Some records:
* Start *
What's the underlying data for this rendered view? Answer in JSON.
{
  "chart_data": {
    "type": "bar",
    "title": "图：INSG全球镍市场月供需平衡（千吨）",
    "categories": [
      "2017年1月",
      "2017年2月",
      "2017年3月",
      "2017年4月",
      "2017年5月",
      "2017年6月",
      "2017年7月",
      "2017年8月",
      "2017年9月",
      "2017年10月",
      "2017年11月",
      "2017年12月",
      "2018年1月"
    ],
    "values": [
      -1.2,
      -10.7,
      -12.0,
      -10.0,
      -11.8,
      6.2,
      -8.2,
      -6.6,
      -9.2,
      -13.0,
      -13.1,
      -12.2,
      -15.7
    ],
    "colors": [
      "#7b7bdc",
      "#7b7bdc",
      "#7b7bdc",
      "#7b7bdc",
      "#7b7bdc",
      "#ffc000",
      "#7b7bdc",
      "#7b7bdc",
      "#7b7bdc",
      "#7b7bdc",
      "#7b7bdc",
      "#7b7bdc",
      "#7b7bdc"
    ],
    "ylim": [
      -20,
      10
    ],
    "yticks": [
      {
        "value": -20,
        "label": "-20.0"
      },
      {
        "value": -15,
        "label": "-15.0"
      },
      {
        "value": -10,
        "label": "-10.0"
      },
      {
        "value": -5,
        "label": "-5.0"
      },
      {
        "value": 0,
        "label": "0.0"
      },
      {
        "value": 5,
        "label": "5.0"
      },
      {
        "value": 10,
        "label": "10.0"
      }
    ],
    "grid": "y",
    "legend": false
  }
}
* End *
What you have to do »
Every line of the material must be returned exactly as it appears.

Response to this exercise »
What's the underlying data for this rendered view? Answer in JSON.
{
  "chart_data": {
    "type": "bar",
    "title": "图：INSG全球镍市场月供需平衡（千吨）",
    "categories": [
      "2017年1月",
      "2017年2月",
      "2017年3月",
      "2017年4月",
      "2017年5月",
      "2017年6月",
      "2017年7月",
      "2017年8月",
      "2017年9月",
      "2017年10月",
      "2017年11月",
      "2017年12月",
      "2018年1月"
    ],
    "values": [
      -1.2,
      -10.7,
      -12.0,
      -10.0,
      -11.8,
      6.2,
      -8.2,
      -6.6,
      -9.2,
      -13.0,
      -13.1,
      -12.2,
      -15.7
    ],
    "colors": [
      "#7b7bdc",
      "#7b7bdc",
      "#7b7bdc",
      "#7b7bdc",
      "#7b7bdc",
      "#ffc000",
      "#7b7bdc",
      "#7b7bdc",
      "#7b7bdc",
      "#7b7bdc",
      "#7b7bdc",
      "#7b7bdc",
      "#7b7bdc"
    ],
    "ylim": [
      -20,
      10
    ],
    "yticks": [
      {
        "value": -20,
        "label": "-20.0"
      },
      {
        "value": -15,
        "label": "-15.0"
      },
      {
        "value": -10,
        "label": "-10.0"
      },
      {
        "value": -5,
        "label": "-5.0"
      },
      {
        "value": 0,
        "label": "0.0"
      },
      {
        "value": 5,
        "label": "5.0"
      },
      {
        "value": 10,
        "label": "10.0"
      }
    ],
    "grid": "y",
    "legend": false
  }
}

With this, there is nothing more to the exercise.